(EXCERPTED TEXT)

Other changes were taking place.  Spiritually, Osiris was the god of the necropolis and the pharaohs had participated in mystery rites on behalf of the people.  Now private people were taking part in these rites.  All people were thought to have the spiritual force or ba.  What had formerly been the province of kings, the people now were though to possess as well.  Mummies and coffins were given to ordinary people. It was being recognized that gods would speak to individuals.

semites entering egypt ca 1870 BC

Semites entering Egypt, ca. 1870 BC, from the tomb of Khnumhotep, Beni Hasan, Egypt. Carl R. Lepsius, Denkmäler aus Aegypten und Aethiopien, Vol. IV, Ab. II, BI. 133, Berlin: Nicolai, 1949.

At the time Joseph was sold into slavery, Semite slaves were considered skilled laborers and were recorded as being in positions of responsibility in households.  Joseph was eventually made the overseer of Potiphar’s household (Genesis 39:4).  When he is thrown into prison, again another unique Egyptian institution is illustrated.  In most of the Ancient Middle East, punishments were either restitution or death; but the Egyptians maintained prisons for two types of prisoners:  for those laboring as a punishment for their crime and for those being held pending judgment.  That Joseph meets the cup bearer and the baker would not have been unusual.  Palace coups were well known ways of removing rulers and as the two principal members of the king’s household, they would come under suspicion.  It is also instructive about the pardons.  The pharaohs did not celebrate birthdays but rather celebrated coronation day, when pharaoh became the son of the god — the Egyptian Festival of the King’s Appearance.  It was common for the pharaoh to offer pardons to those in prison in honor of this day.

When Joseph was made pharaoh’s chief minister, he was given an Egyptian name Zaphenath-pa’aneah (in English form) and an Egyptian wife, Asenath, daughter of Potiphera, high priest of On (Genesis 41:45).  He became a powerful man.  He was continually in the right place at the right time with the right words.

In Genesis 47:13-26, We hear how Joseph, during the famine’s height, used the calamity to enrich the pharaoh’s power and wealth in Egypt.  In the times of plenty, the prosperous land holders had control of serfs and peasants tied to their lands, beyond pharaoh’s reach and control.  Under Joseph’s scheme, their desperation for food, grains and other essentials caused them to trade their very lives to the pharaoh.  This action made the pharaoh all-powerful in the years to come.  Egyptians, Hebrews and others in the land now were vulnerable to the heavy hand of a cruel task master.  Because of Joseph, the Hebrews who came escaping the famine gained some of the more fertile land in Egypt.  Their skills made them valuable; later they made them vulnerable.

(End EXCERPTED TEXT)
(GIVEN RECORDS)

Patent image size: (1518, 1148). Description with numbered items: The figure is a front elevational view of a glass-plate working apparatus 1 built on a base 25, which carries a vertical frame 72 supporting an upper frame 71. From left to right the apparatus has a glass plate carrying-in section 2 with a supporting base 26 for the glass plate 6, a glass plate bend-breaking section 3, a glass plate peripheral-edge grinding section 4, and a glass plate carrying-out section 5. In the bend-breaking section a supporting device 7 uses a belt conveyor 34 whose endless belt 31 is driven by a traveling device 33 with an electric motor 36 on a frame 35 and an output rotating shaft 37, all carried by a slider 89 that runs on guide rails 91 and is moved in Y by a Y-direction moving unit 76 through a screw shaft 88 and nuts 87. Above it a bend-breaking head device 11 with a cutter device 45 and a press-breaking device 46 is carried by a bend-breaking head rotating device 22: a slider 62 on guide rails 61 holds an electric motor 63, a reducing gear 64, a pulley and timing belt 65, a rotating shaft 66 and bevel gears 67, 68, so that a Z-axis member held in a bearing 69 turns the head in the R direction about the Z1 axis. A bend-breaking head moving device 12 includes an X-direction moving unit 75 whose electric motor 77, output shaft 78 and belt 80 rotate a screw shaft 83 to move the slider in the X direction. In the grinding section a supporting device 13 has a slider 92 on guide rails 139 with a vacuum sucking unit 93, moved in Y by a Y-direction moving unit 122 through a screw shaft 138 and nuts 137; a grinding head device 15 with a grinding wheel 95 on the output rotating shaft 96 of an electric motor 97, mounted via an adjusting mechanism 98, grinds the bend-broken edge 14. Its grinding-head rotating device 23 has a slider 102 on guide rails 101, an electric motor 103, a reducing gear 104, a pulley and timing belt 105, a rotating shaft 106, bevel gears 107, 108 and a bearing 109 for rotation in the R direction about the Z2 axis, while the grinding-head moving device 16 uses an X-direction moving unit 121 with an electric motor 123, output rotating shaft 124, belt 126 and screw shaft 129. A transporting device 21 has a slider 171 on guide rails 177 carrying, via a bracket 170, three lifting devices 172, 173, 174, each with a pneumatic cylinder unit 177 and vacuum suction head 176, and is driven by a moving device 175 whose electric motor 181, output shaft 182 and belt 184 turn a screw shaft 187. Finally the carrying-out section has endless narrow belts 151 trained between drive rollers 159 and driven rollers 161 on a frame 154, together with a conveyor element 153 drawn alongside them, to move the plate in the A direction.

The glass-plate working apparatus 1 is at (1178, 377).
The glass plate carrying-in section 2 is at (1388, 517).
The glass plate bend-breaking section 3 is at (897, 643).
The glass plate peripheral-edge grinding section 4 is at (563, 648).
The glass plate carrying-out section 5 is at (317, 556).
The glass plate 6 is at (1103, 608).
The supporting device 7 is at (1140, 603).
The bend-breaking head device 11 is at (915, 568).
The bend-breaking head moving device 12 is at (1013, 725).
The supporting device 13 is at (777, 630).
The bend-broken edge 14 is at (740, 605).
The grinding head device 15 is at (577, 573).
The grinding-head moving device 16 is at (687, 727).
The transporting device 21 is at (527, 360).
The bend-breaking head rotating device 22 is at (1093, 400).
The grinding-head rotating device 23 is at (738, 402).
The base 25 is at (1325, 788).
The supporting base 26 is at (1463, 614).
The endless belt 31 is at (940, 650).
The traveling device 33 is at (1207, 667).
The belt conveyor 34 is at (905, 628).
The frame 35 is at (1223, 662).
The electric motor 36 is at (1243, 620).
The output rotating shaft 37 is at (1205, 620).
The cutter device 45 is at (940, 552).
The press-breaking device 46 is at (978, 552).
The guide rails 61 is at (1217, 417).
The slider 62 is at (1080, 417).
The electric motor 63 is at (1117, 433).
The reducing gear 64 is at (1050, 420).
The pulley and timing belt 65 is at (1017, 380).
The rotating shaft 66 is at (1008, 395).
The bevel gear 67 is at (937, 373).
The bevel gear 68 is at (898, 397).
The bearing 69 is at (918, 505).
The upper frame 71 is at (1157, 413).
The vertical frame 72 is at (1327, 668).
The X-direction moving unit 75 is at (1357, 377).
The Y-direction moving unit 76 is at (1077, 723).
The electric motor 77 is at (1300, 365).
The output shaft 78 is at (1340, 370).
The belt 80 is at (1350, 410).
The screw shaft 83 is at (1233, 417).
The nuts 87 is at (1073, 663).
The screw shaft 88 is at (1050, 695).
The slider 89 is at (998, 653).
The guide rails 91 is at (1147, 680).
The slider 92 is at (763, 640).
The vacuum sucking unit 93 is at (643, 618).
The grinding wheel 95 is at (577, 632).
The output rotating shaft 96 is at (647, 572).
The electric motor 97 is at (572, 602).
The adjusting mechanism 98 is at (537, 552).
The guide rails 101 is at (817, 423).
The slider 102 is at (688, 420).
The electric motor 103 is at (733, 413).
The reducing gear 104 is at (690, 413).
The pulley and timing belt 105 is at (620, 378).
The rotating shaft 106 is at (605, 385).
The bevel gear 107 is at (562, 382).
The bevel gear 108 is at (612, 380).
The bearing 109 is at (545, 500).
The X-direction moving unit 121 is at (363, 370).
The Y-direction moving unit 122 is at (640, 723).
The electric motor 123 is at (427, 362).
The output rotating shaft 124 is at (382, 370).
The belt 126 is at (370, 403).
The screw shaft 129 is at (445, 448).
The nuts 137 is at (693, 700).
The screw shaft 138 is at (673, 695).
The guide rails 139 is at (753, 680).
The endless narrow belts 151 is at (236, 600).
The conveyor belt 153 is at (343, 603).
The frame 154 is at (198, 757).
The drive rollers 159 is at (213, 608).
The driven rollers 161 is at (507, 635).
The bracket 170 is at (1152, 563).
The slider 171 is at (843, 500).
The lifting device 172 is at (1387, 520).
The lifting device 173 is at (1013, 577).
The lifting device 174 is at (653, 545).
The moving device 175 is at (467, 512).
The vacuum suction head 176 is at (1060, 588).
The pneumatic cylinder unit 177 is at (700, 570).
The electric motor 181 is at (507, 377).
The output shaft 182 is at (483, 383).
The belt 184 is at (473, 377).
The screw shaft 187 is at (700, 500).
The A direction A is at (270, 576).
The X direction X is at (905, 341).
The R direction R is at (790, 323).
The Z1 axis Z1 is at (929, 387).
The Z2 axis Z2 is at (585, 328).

(End GIVEN RECORDS)

ACTIVITY LIST
a) List every passage from Genesis that the excerpt on Joseph and Egypt cites by chapter and verse.
b) Reproduce word for word the part of the excerpt on Joseph and Egypt that opens with the words containing "Other changes were" and closes with "Berlin: Nicolai, 1949.".

EXPECTED OUTPUTS
a)
Genesis 39:4
Genesis 41:45
Genesis 47:13-26

b)
Other changes were taking place.  Spiritually, Osiris was the god of the necropolis and the pharaohs had participated in mystery rites on behalf of the people.  Now private people were taking part in these rites.  All people were thought to have the spiritual force or ba.  What had formerly been the province of kings, the people now were though to possess as well.  Mummies and coffins were given to ordinary people. It was being recognized that gods would speak to individuals.

semites entering egypt ca 1870 BC

Semites entering Egypt, ca. 1870 BC, from the tomb of Khnumhotep, Beni Hasan, Egypt. Carl R. Lepsius, Denkmäler aus Aegypten und Aethiopien, Vol. IV, Ab. II, BI. 133, Berlin: Nicolai, 1949.